[DOCUMENT SECTION]

In this issue, we're celebrating a whole bunch of creatives, and the verses they're offering up
Thanks to Apple's brilliance (and an apparently limitless ad budget), I can't get Walt Whitman out of my head:
That you are here-that life exists, and identity,
That the powerful play goes on, and you may contribute a verse.
Gosh, I love that.
And in this issue, we're celebrating a whole bunch of creatives, and the verses they're offering up.
To create takes courage. Whether you're painting a picture or playing an instrument or building a business or cooking a meal, you pour these little pieces of your soul into something, and you hope people find in it beauty or inspiration or a need fulfilled or just a simple, pleasurable moment. And all of those things-they are what color our world.
So this is our thank you, to the folks in these pages, and so many more beyond. We can merely scratch the surface, we realize, of introducing those whose verses are worthy. But we can at least highlight a few.
Among the women you'll meet here is Nancy Kramer, who grew up on the East Side with a profound curiosity and wild dreams. She helped market the aforementioned brilliant company when it was merely an upstart. Now, she runs the largest independent, woman-owned marketing agency in the country, and she's building a preschool in Rwanda (among a slew of other do-gooding deeds).
You'll also read about:
Anna Sokol, who couldn't find a job teaching art, so she made one.
Suzanne Cotton, who has used her experience (and sass) to elevate CCAD's fashion program into a powerhouse.
Jamie Riley, who took a leap of faith, opened a shop and is selling her own handmade jewelry along with upscale artisan goods.
Catherine Vonderahe, who used a cancer diagnosis and divorce as an opportunity to reinvent her life, return to her hometown of Upper Arlington and open the café she thought it deserved.

[/DOCUMENT SECTION]

◆ **YOUR INSTRUCTIONS**: Please repeat the passage above about celebrating creatives word for word, everything from "Among the women" down to "into a powerhouse.".

[STORED DATA]

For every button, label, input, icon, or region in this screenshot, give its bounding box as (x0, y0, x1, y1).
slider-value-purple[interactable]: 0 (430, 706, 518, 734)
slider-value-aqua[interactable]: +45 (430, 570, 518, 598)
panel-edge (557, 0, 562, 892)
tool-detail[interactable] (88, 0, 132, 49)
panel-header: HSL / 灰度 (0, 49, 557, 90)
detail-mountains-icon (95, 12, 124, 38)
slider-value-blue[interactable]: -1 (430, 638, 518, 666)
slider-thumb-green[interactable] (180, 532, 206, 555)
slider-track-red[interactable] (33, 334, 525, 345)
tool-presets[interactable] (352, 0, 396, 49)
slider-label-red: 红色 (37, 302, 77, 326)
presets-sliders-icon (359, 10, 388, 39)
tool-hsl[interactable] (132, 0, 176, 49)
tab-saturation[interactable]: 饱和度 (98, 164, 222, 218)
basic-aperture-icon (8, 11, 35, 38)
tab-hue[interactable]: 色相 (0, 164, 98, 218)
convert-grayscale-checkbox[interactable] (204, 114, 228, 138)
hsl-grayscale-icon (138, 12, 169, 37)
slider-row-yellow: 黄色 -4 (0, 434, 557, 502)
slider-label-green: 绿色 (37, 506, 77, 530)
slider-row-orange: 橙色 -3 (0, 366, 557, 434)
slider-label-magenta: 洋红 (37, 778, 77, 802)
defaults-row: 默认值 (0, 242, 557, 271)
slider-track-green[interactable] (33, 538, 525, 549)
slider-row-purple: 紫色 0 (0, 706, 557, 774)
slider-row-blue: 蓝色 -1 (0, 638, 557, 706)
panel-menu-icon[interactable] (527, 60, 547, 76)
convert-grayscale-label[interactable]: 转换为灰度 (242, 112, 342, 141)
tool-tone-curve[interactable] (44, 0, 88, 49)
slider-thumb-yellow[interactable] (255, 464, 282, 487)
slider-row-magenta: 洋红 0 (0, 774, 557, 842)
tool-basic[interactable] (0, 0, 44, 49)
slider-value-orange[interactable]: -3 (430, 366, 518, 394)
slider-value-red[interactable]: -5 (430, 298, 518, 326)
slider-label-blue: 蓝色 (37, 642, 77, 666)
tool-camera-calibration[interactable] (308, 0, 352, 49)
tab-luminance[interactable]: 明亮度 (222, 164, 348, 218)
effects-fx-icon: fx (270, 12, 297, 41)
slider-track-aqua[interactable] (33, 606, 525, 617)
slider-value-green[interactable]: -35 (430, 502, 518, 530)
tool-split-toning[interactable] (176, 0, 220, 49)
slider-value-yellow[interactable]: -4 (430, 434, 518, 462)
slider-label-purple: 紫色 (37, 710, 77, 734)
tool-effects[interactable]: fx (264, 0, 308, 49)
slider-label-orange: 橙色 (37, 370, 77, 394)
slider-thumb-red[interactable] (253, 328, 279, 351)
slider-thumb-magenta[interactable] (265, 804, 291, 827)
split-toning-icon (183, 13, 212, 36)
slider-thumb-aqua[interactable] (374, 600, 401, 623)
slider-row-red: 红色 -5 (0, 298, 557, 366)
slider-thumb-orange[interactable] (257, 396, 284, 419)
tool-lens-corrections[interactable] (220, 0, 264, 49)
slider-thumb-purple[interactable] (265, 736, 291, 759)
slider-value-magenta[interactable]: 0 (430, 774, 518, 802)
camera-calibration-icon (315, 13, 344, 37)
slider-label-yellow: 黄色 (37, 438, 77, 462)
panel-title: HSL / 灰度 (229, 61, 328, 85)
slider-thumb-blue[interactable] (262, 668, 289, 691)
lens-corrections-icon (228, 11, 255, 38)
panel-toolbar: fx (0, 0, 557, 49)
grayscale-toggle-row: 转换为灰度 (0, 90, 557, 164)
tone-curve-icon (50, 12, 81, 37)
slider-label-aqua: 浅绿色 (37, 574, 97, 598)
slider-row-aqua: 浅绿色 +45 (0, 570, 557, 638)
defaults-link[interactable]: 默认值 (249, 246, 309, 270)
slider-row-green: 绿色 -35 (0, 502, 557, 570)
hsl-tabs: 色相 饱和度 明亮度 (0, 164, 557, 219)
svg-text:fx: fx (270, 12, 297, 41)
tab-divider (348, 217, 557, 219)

[/STORED DATA]

◆ **ANSWER FOR THIS EXERCISE**:
Among the women you'll meet here is Nancy Kramer, who grew up on the East Side with a profound curiosity and wild dreams. She helped market the aforementioned brilliant company when it was merely an upstart. Now, she runs the largest independent, woman-owned marketing agency in the country, and she's building a preschool in Rwanda (among a slew of other do-gooding deeds).
You'll also read about:
Anna Sokol, who couldn't find a job teaching art, so she made one.
Suzanne Cotton, who has used her experience (and sass) to elevate CCAD's fashion program into a powerhouse.